# Start of Recorded information

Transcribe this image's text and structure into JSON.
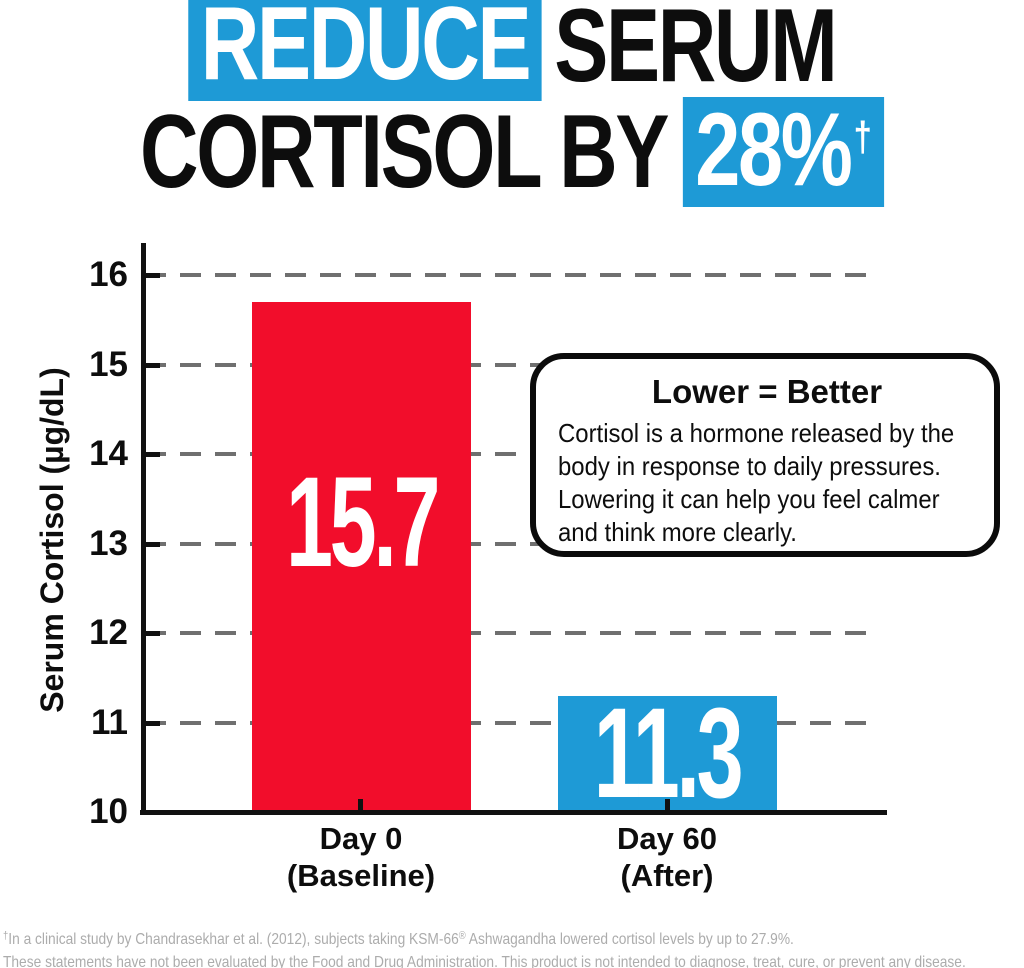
{
  "title": {
    "highlight1": "REDUCE",
    "rest1": "SERUM",
    "rest2": "CORTISOL BY",
    "highlight2": "28%",
    "highlight2_sup": "†"
  },
  "colors": {
    "accent_blue": "#1E9AD6",
    "bar_red": "#F20D2B",
    "grid_gray": "#6f6f6f",
    "footnote_gray": "#acacac"
  },
  "chart_data": {
    "type": "bar",
    "title": "",
    "xlabel": "",
    "ylabel": "Serum Cortisol (µg/dL)",
    "ylim": [
      10,
      16
    ],
    "yticks": [
      16,
      15,
      14,
      13,
      12,
      11,
      10
    ],
    "grid": "horizontal dashed gray, behind bars",
    "legend": "none",
    "categories": [
      {
        "line1": "Day 0",
        "line2": "(Baseline)"
      },
      {
        "line1": "Day 60",
        "line2": "(After)"
      }
    ],
    "values": [
      15.7,
      11.3
    ],
    "value_labels": [
      "15.7",
      "11.3"
    ],
    "bar_colors": [
      "#F20D2B",
      "#1E9AD6"
    ]
  },
  "callout": {
    "title": "Lower = Better",
    "body_lines": [
      "Cortisol is a hormone released by the",
      "body in response to daily pressures.",
      "Lowering it can help you feel calmer",
      "and think more clearly."
    ]
  },
  "footnote": {
    "line1_sup": "†",
    "line1_a": "In a clinical study by Chandrasekhar et al. (2012), subjects taking KSM-66",
    "line1_reg": "®",
    "line1_b": " Ashwagandha lowered cortisol levels by up to 27.9%.",
    "line2": "These statements have not been evaluated by the Food and Drug Administration. This product is not intended to diagnose, treat, cure, or prevent any disease."
  }
}
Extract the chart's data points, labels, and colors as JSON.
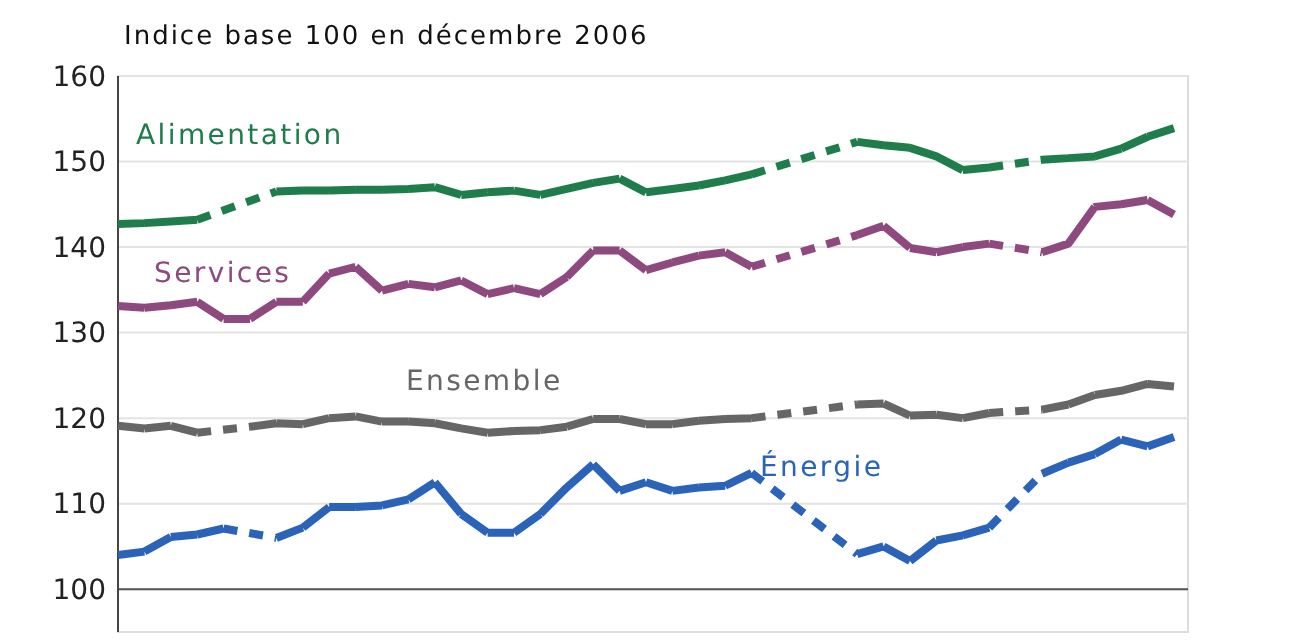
{
  "chart_data": {
    "type": "line",
    "title": "Indice base 100 en décembre 2006",
    "categories": [
      null,
      null,
      null,
      null,
      null,
      null,
      null,
      null,
      null,
      null,
      null,
      null,
      null,
      null,
      null,
      null,
      null,
      null,
      null,
      null,
      null,
      null,
      null,
      null,
      null,
      null,
      null,
      null,
      null,
      null,
      null,
      null,
      null,
      null,
      null,
      null,
      null,
      null,
      null,
      null,
      null
    ],
    "ylim": [
      95,
      160
    ],
    "yticks": [
      100,
      110,
      120,
      130,
      140,
      150,
      160
    ],
    "grid": "y",
    "legend": false,
    "ref_lines": [
      {
        "axis": "y",
        "value": 100,
        "color": "#555555"
      }
    ],
    "series": [
      {
        "name": "Alimentation",
        "color": "#1e7d4a",
        "line_style": "dashed",
        "values": [
          142.7,
          142.8,
          143.0,
          143.2,
          null,
          null,
          146.5,
          146.6,
          146.6,
          146.7,
          146.7,
          146.8,
          147.0,
          146.1,
          146.4,
          146.6,
          146.1,
          146.8,
          147.5,
          148.0,
          146.4,
          146.8,
          147.2,
          147.8,
          148.5,
          null,
          null,
          null,
          152.3,
          151.9,
          151.6,
          150.6,
          149.0,
          149.3,
          null,
          150.2,
          150.4,
          150.6,
          151.5,
          152.9,
          153.9
        ]
      },
      {
        "name": "Services",
        "color": "#8e4a7e",
        "line_style": "dashed",
        "values": [
          133.1,
          132.9,
          133.2,
          133.6,
          131.6,
          131.6,
          133.6,
          133.6,
          136.9,
          137.7,
          134.9,
          135.7,
          135.3,
          136.1,
          134.5,
          135.2,
          134.5,
          136.5,
          139.6,
          139.6,
          137.3,
          138.2,
          139.0,
          139.4,
          137.7,
          null,
          null,
          null,
          141.4,
          142.5,
          139.9,
          139.4,
          140.0,
          140.4,
          null,
          139.4,
          140.4,
          144.7,
          145.0,
          145.5,
          143.8
        ]
      },
      {
        "name": "Ensemble",
        "color": "#666666",
        "line_style": "dashed",
        "values": [
          119.1,
          118.8,
          119.1,
          118.3,
          null,
          119.0,
          119.4,
          119.3,
          120.0,
          120.2,
          119.6,
          119.6,
          119.4,
          118.8,
          118.3,
          118.5,
          118.6,
          119.0,
          119.9,
          119.9,
          119.3,
          119.3,
          119.7,
          119.9,
          120.0,
          null,
          null,
          null,
          121.6,
          121.7,
          120.3,
          120.4,
          120.0,
          120.6,
          null,
          121.0,
          121.6,
          122.7,
          123.2,
          124.0,
          123.7
        ]
      },
      {
        "name": "Énergie",
        "color": "#2a63b8",
        "line_style": "dashed",
        "values": [
          104.0,
          104.4,
          106.1,
          106.4,
          107.1,
          null,
          106.0,
          107.2,
          109.6,
          109.6,
          109.8,
          110.5,
          112.5,
          108.8,
          106.6,
          106.6,
          108.8,
          111.9,
          114.6,
          111.5,
          112.5,
          111.5,
          111.9,
          112.1,
          113.6,
          null,
          null,
          null,
          104.1,
          105.0,
          103.3,
          105.7,
          106.3,
          107.2,
          null,
          113.5,
          114.8,
          115.8,
          117.5,
          116.7,
          117.8
        ]
      }
    ]
  }
}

# End of Recorded information

__Exercise description__:
Write out every line above exactly as it is, leaving out the pictures.

__Solution__:
Transcribe this image's text and structure into JSON.
{
  "title": {
    "highlight1": "REDUCE",
    "rest1": "SERUM",
    "rest2": "CORTISOL BY",
    "highlight2": "28%",
    "highlight2_sup": "†"
  },
  "colors": {
    "accent_blue": "#1E9AD6",
    "bar_red": "#F20D2B",
    "grid_gray": "#6f6f6f",
    "footnote_gray": "#acacac"
  },
  "chart_data": {
    "type": "bar",
    "title": "",
    "xlabel": "",
    "ylabel": "Serum Cortisol (µg/dL)",
    "ylim": [
      10,
      16
    ],
    "yticks": [
      16,
      15,
      14,
      13,
      12,
      11,
      10
    ],
    "grid": "horizontal dashed gray, behind bars",
    "legend": "none",
    "categories": [
      {
        "line1": "Day 0",
        "line2": "(Baseline)"
      },
      {
        "line1": "Day 60",
        "line2": "(After)"
      }
    ],
    "values": [
      15.7,
      11.3
    ],
    "value_labels": [
      "15.7",
      "11.3"
    ],
    "bar_colors": [
      "#F20D2B",
      "#1E9AD6"
    ]
  },
  "callout": {
    "title": "Lower = Better",
    "body_lines": [
      "Cortisol is a hormone released by the",
      "body in response to daily pressures.",
      "Lowering it can help you feel calmer",
      "and think more clearly."
    ]
  },
  "footnote": {
    "line1_sup": "†",
    "line1_a": "In a clinical study by Chandrasekhar et al. (2012), subjects taking KSM-66",
    "line1_reg": "®",
    "line1_b": " Ashwagandha lowered cortisol levels by up to 27.9%.",
    "line2": "These statements have not been evaluated by the Food and Drug Administration. This product is not intended to diagnose, treat, cure, or prevent any disease."
  }
}
Extract the chart's data points, labels, and colors as JSON.
{
  "chart_data": {
    "type": "line",
    "title": "Indice base 100 en décembre 2006",
    "categories": [
      null,
      null,
      null,
      null,
      null,
      null,
      null,
      null,
      null,
      null,
      null,
      null,
      null,
      null,
      null,
      null,
      null,
      null,
      null,
      null,
      null,
      null,
      null,
      null,
      null,
      null,
      null,
      null,
      null,
      null,
      null,
      null,
      null,
      null,
      null,
      null,
      null,
      null,
      null,
      null,
      null
    ],
    "ylim": [
      95,
      160
    ],
    "yticks": [
      100,
      110,
      120,
      130,
      140,
      150,
      160
    ],
    "grid": "y",
    "legend": false,
    "ref_lines": [
      {
        "axis": "y",
        "value": 100,
        "color": "#555555"
      }
    ],
    "series": [
      {
        "name": "Alimentation",
        "color": "#1e7d4a",
        "line_style": "dashed",
        "values": [
          142.7,
          142.8,
          143.0,
          143.2,
          null,
          null,
          146.5,
          146.6,
          146.6,
          146.7,
          146.7,
          146.8,
          147.0,
          146.1,
          146.4,
          146.6,
          146.1,
          146.8,
          147.5,
          148.0,
          146.4,
          146.8,
          147.2,
          147.8,
          148.5,
          null,
          null,
          null,
          152.3,
          151.9,
          151.6,
          150.6,
          149.0,
          149.3,
          null,
          150.2,
          150.4,
          150.6,
          151.5,
          152.9,
          153.9
        ]
      },
      {
        "name": "Services",
        "color": "#8e4a7e",
        "line_style": "dashed",
        "values": [
          133.1,
          132.9,
          133.2,
          133.6,
          131.6,
          131.6,
          133.6,
          133.6,
          136.9,
          137.7,
          134.9,
          135.7,
          135.3,
          136.1,
          134.5,
          135.2,
          134.5,
          136.5,
          139.6,
          139.6,
          137.3,
          138.2,
          139.0,
          139.4,
          137.7,
          null,
          null,
          null,
          141.4,
          142.5,
          139.9,
          139.4,
          140.0,
          140.4,
          null,
          139.4,
          140.4,
          144.7,
          145.0,
          145.5,
          143.8
        ]
      },
      {
        "name": "Ensemble",
        "color": "#666666",
        "line_style": "dashed",
        "values": [
          119.1,
          118.8,
          119.1,
          118.3,
          null,
          119.0,
          119.4,
          119.3,
          120.0,
          120.2,
          119.6,
          119.6,
          119.4,
          118.8,
          118.3,
          118.5,
          118.6,
          119.0,
          119.9,
          119.9,
          119.3,
          119.3,
          119.7,
          119.9,
          120.0,
          null,
          null,
          null,
          121.6,
          121.7,
          120.3,
          120.4,
          120.0,
          120.6,
          null,
          121.0,
          121.6,
          122.7,
          123.2,
          124.0,
          123.7
        ]
      },
      {
        "name": "Énergie",
        "color": "#2a63b8",
        "line_style": "dashed",
        "values": [
          104.0,
          104.4,
          106.1,
          106.4,
          107.1,
          null,
          106.0,
          107.2,
          109.6,
          109.6,
          109.8,
          110.5,
          112.5,
          108.8,
          106.6,
          106.6,
          108.8,
          111.9,
          114.6,
          111.5,
          112.5,
          111.5,
          111.9,
          112.1,
          113.6,
          null,
          null,
          null,
          104.1,
          105.0,
          103.3,
          105.7,
          106.3,
          107.2,
          null,
          113.5,
          114.8,
          115.8,
          117.5,
          116.7,
          117.8
        ]
      }
    ]
  }
}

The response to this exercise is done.